(Items from a figure collection)

·····

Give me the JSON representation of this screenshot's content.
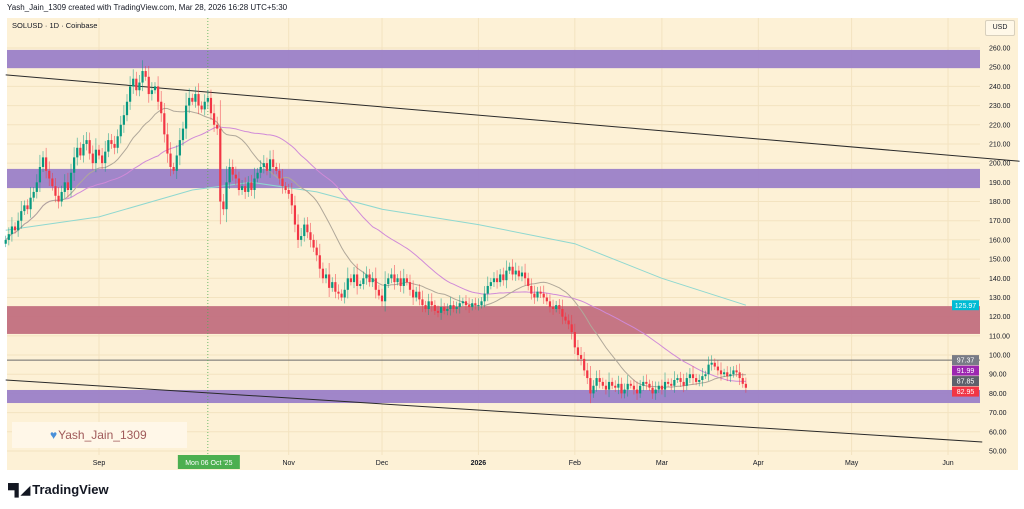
{
  "caption": "Yash_Jain_1309 created with TradingView.com, Mar 28, 2026 16:28 UTC+5:30",
  "symbol_line": "SOLUSD · 1D · Coinbase",
  "currency": "USD",
  "watermark": "Yash_Jain_1309",
  "logo_text": "TradingView",
  "colors": {
    "background": "#fdf1d6",
    "up": "#089981",
    "down": "#f23645",
    "zone_purple": "#9b7fc8",
    "zone_red": "#c26f80",
    "ma_fast": "#b0a89a",
    "ma_mid": "#d08ad8",
    "ma_slow": "#8fd8d0",
    "crosshair": "#4caf50"
  },
  "chart_data": {
    "type": "candlestick",
    "title": "SOLUSD · 1D · Coinbase",
    "start_date": "2025-08-02",
    "closes": [
      160,
      163,
      167,
      165,
      170,
      175,
      178,
      176,
      182,
      185,
      190,
      198,
      203,
      196,
      192,
      188,
      183,
      180,
      185,
      190,
      186,
      195,
      203,
      208,
      204,
      210,
      212,
      205,
      200,
      207,
      204,
      200,
      206,
      212,
      210,
      208,
      214,
      220,
      225,
      232,
      240,
      244,
      238,
      242,
      248,
      245,
      236,
      238,
      240,
      232,
      226,
      215,
      205,
      198,
      196,
      204,
      212,
      218,
      230,
      234,
      232,
      236,
      230,
      228,
      232,
      234,
      226,
      220,
      218,
      180,
      176,
      190,
      198,
      194,
      192,
      186,
      188,
      185,
      190,
      186,
      192,
      195,
      198,
      200,
      196,
      202,
      198,
      196,
      192,
      188,
      186,
      184,
      178,
      168,
      160,
      162,
      168,
      164,
      160,
      156,
      152,
      145,
      140,
      142,
      135,
      138,
      133,
      132,
      130,
      134,
      140,
      138,
      142,
      136,
      137,
      140,
      142,
      138,
      140,
      134,
      131,
      128,
      137,
      140,
      142,
      138,
      140,
      136,
      140,
      138,
      134,
      130,
      133,
      129,
      126,
      124,
      128,
      126,
      123,
      122,
      125,
      123,
      124,
      126,
      124,
      125,
      127,
      128,
      126,
      125,
      127,
      126,
      126,
      128,
      132,
      136,
      138,
      140,
      138,
      142,
      139,
      144,
      146,
      142,
      144,
      141,
      143,
      140,
      136,
      132,
      130,
      133,
      132,
      130,
      128,
      125,
      124,
      126,
      124,
      120,
      118,
      116,
      112,
      104,
      100,
      98,
      92,
      88,
      80,
      84,
      88,
      86,
      84,
      82,
      86,
      84,
      83,
      85,
      80,
      82,
      85,
      84,
      82,
      80,
      84,
      86,
      85,
      83,
      80,
      82,
      84,
      82,
      86,
      85,
      84,
      87,
      88,
      86,
      84,
      88,
      90,
      88,
      86,
      87,
      89,
      90,
      95,
      96,
      94,
      92,
      90,
      91,
      89,
      90,
      92,
      91,
      88,
      85,
      82.95
    ],
    "slow_ma_points": [
      [
        "2025-08-02",
        165
      ],
      [
        "2025-09-01",
        172
      ],
      [
        "2025-10-01",
        186
      ],
      [
        "2025-10-20",
        190
      ],
      [
        "2025-11-10",
        185
      ],
      [
        "2025-12-01",
        176
      ],
      [
        "2026-01-01",
        168
      ],
      [
        "2026-02-01",
        158
      ],
      [
        "2026-03-01",
        140
      ],
      [
        "2026-03-28",
        125.97
      ]
    ],
    "zones": [
      {
        "from": 249.5,
        "to": 259,
        "color": "zone_purple"
      },
      {
        "from": 187,
        "to": 197,
        "color": "zone_purple"
      },
      {
        "from": 111,
        "to": 125.5,
        "color": "zone_red"
      },
      {
        "from": 75,
        "to": 81.8,
        "color": "zone_purple"
      }
    ],
    "horizontal_line": 97.37,
    "trendlines": [
      {
        "start": [
          "2025-08-02",
          246
        ],
        "end": [
          "2026-06-24",
          201
        ]
      },
      {
        "start": [
          "2025-08-02",
          87
        ],
        "end": [
          "2026-06-12",
          54.7
        ]
      }
    ],
    "ylim": [
      50,
      260
    ],
    "y_ticks": [
      "260.00",
      "250.00",
      "240.00",
      "230.00",
      "220.00",
      "210.00",
      "200.00",
      "190.00",
      "180.00",
      "170.00",
      "160.00",
      "150.00",
      "140.00",
      "130.00",
      "120.00",
      "110.00",
      "100.00",
      "90.00",
      "80.00",
      "70.00",
      "60.00",
      "50.00"
    ],
    "x_ticks": [
      {
        "label": "Sep",
        "date": "2025-09-01"
      },
      {
        "label": "Nov",
        "date": "2025-11-01"
      },
      {
        "label": "Dec",
        "date": "2025-12-01"
      },
      {
        "label": "2026",
        "date": "2026-01-01"
      },
      {
        "label": "Feb",
        "date": "2026-02-01"
      },
      {
        "label": "Mar",
        "date": "2026-03-01"
      },
      {
        "label": "Apr",
        "date": "2026-04-01"
      },
      {
        "label": "May",
        "date": "2026-05-01"
      },
      {
        "label": "Jun",
        "date": "2026-06-01"
      }
    ],
    "crosshair": {
      "label": "Mon 06 Oct '25",
      "date": "2025-10-06"
    },
    "price_badges": [
      {
        "value": "125.97",
        "price": 125.97,
        "color": "#00bcd4"
      },
      {
        "value": "97.37",
        "price": 97.37,
        "color": "#787b86"
      },
      {
        "value": "91.99",
        "price": 91.99,
        "color": "#9c27b0"
      },
      {
        "value": "87.85",
        "price": 87.85,
        "color": "#5d606b"
      },
      {
        "value": "82.95",
        "price": 82.95,
        "color": "#f23645"
      }
    ]
  }
}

·····

Omitting all images, print the listing exactly.

● Solution for this exercise
Give me the JSON representation of this screenshot's content.
{
  "caption": "Yash_Jain_1309 created with TradingView.com, Mar 28, 2026 16:28 UTC+5:30",
  "symbol_line": "SOLUSD · 1D · Coinbase",
  "currency": "USD",
  "watermark": "Yash_Jain_1309",
  "logo_text": "TradingView",
  "colors": {
    "background": "#fdf1d6",
    "up": "#089981",
    "down": "#f23645",
    "zone_purple": "#9b7fc8",
    "zone_red": "#c26f80",
    "ma_fast": "#b0a89a",
    "ma_mid": "#d08ad8",
    "ma_slow": "#8fd8d0",
    "crosshair": "#4caf50"
  },
  "chart_data": {
    "type": "candlestick",
    "title": "SOLUSD · 1D · Coinbase",
    "start_date": "2025-08-02",
    "closes": [
      160,
      163,
      167,
      165,
      170,
      175,
      178,
      176,
      182,
      185,
      190,
      198,
      203,
      196,
      192,
      188,
      183,
      180,
      185,
      190,
      186,
      195,
      203,
      208,
      204,
      210,
      212,
      205,
      200,
      207,
      204,
      200,
      206,
      212,
      210,
      208,
      214,
      220,
      225,
      232,
      240,
      244,
      238,
      242,
      248,
      245,
      236,
      238,
      240,
      232,
      226,
      215,
      205,
      198,
      196,
      204,
      212,
      218,
      230,
      234,
      232,
      236,
      230,
      228,
      232,
      234,
      226,
      220,
      218,
      180,
      176,
      190,
      198,
      194,
      192,
      186,
      188,
      185,
      190,
      186,
      192,
      195,
      198,
      200,
      196,
      202,
      198,
      196,
      192,
      188,
      186,
      184,
      178,
      168,
      160,
      162,
      168,
      164,
      160,
      156,
      152,
      145,
      140,
      142,
      135,
      138,
      133,
      132,
      130,
      134,
      140,
      138,
      142,
      136,
      137,
      140,
      142,
      138,
      140,
      134,
      131,
      128,
      137,
      140,
      142,
      138,
      140,
      136,
      140,
      138,
      134,
      130,
      133,
      129,
      126,
      124,
      128,
      126,
      123,
      122,
      125,
      123,
      124,
      126,
      124,
      125,
      127,
      128,
      126,
      125,
      127,
      126,
      126,
      128,
      132,
      136,
      138,
      140,
      138,
      142,
      139,
      144,
      146,
      142,
      144,
      141,
      143,
      140,
      136,
      132,
      130,
      133,
      132,
      130,
      128,
      125,
      124,
      126,
      124,
      120,
      118,
      116,
      112,
      104,
      100,
      98,
      92,
      88,
      80,
      84,
      88,
      86,
      84,
      82,
      86,
      84,
      83,
      85,
      80,
      82,
      85,
      84,
      82,
      80,
      84,
      86,
      85,
      83,
      80,
      82,
      84,
      82,
      86,
      85,
      84,
      87,
      88,
      86,
      84,
      88,
      90,
      88,
      86,
      87,
      89,
      90,
      95,
      96,
      94,
      92,
      90,
      91,
      89,
      90,
      92,
      91,
      88,
      85,
      82.95
    ],
    "slow_ma_points": [
      [
        "2025-08-02",
        165
      ],
      [
        "2025-09-01",
        172
      ],
      [
        "2025-10-01",
        186
      ],
      [
        "2025-10-20",
        190
      ],
      [
        "2025-11-10",
        185
      ],
      [
        "2025-12-01",
        176
      ],
      [
        "2026-01-01",
        168
      ],
      [
        "2026-02-01",
        158
      ],
      [
        "2026-03-01",
        140
      ],
      [
        "2026-03-28",
        125.97
      ]
    ],
    "zones": [
      {
        "from": 249.5,
        "to": 259,
        "color": "zone_purple"
      },
      {
        "from": 187,
        "to": 197,
        "color": "zone_purple"
      },
      {
        "from": 111,
        "to": 125.5,
        "color": "zone_red"
      },
      {
        "from": 75,
        "to": 81.8,
        "color": "zone_purple"
      }
    ],
    "horizontal_line": 97.37,
    "trendlines": [
      {
        "start": [
          "2025-08-02",
          246
        ],
        "end": [
          "2026-06-24",
          201
        ]
      },
      {
        "start": [
          "2025-08-02",
          87
        ],
        "end": [
          "2026-06-12",
          54.7
        ]
      }
    ],
    "ylim": [
      50,
      260
    ],
    "y_ticks": [
      "260.00",
      "250.00",
      "240.00",
      "230.00",
      "220.00",
      "210.00",
      "200.00",
      "190.00",
      "180.00",
      "170.00",
      "160.00",
      "150.00",
      "140.00",
      "130.00",
      "120.00",
      "110.00",
      "100.00",
      "90.00",
      "80.00",
      "70.00",
      "60.00",
      "50.00"
    ],
    "x_ticks": [
      {
        "label": "Sep",
        "date": "2025-09-01"
      },
      {
        "label": "Nov",
        "date": "2025-11-01"
      },
      {
        "label": "Dec",
        "date": "2025-12-01"
      },
      {
        "label": "2026",
        "date": "2026-01-01"
      },
      {
        "label": "Feb",
        "date": "2026-02-01"
      },
      {
        "label": "Mar",
        "date": "2026-03-01"
      },
      {
        "label": "Apr",
        "date": "2026-04-01"
      },
      {
        "label": "May",
        "date": "2026-05-01"
      },
      {
        "label": "Jun",
        "date": "2026-06-01"
      }
    ],
    "crosshair": {
      "label": "Mon 06 Oct '25",
      "date": "2025-10-06"
    },
    "price_badges": [
      {
        "value": "125.97",
        "price": 125.97,
        "color": "#00bcd4"
      },
      {
        "value": "97.37",
        "price": 97.37,
        "color": "#787b86"
      },
      {
        "value": "91.99",
        "price": 91.99,
        "color": "#9c27b0"
      },
      {
        "value": "87.85",
        "price": 87.85,
        "color": "#5d606b"
      },
      {
        "value": "82.95",
        "price": 82.95,
        "color": "#f23645"
      }
    ]
  }
}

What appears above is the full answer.